GOAL - Search the data below for the string "User". Extract every line that contains it.

** begin INPUT FOR THIS TASK **

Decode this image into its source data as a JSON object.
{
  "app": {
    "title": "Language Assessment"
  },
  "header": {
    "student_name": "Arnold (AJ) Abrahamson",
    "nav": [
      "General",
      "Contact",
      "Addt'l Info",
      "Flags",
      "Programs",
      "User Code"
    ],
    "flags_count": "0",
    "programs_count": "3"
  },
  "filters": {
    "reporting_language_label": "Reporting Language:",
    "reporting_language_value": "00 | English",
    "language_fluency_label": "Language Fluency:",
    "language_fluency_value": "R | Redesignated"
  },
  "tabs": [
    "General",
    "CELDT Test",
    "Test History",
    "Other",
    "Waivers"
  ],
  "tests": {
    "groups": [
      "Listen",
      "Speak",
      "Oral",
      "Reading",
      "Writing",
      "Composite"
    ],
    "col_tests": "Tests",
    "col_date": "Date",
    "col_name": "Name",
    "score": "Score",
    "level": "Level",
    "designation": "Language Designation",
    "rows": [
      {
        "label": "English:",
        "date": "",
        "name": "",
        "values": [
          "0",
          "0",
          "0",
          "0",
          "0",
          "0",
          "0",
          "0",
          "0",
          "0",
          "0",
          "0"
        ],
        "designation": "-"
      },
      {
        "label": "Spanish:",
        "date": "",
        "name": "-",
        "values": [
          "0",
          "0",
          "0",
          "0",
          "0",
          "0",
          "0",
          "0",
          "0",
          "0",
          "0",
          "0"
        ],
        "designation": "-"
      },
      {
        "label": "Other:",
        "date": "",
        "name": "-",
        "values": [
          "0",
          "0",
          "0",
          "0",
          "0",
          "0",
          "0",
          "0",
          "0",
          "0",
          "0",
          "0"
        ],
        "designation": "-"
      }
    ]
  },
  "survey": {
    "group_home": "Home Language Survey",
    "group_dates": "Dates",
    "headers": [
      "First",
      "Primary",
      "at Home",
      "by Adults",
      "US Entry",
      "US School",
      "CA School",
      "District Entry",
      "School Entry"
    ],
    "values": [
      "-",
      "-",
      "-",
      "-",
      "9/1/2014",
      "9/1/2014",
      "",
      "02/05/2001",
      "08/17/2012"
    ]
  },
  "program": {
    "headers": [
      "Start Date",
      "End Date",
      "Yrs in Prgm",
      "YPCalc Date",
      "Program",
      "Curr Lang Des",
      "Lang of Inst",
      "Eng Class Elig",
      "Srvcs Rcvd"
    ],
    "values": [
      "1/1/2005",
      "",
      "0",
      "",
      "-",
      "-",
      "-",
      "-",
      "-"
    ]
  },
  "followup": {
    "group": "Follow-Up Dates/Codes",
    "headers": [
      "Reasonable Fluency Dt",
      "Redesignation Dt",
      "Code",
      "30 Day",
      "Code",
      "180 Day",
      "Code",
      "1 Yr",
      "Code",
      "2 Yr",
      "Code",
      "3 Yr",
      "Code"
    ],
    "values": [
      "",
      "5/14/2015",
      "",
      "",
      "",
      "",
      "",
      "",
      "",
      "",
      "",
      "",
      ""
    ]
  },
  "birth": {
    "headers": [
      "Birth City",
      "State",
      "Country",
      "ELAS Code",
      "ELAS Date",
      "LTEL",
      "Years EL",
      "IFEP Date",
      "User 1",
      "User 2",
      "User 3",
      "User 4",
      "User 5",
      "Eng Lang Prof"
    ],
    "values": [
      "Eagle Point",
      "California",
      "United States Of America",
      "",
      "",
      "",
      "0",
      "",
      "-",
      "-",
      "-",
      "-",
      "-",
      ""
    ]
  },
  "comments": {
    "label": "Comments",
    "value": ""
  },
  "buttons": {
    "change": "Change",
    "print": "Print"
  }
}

** end INPUT FOR THIS TASK **

OUTPUT FOR THIS EXERCISE -
      "User Code"
      "User 1",
      "User 2",
      "User 3",
      "User 4",
      "User 5",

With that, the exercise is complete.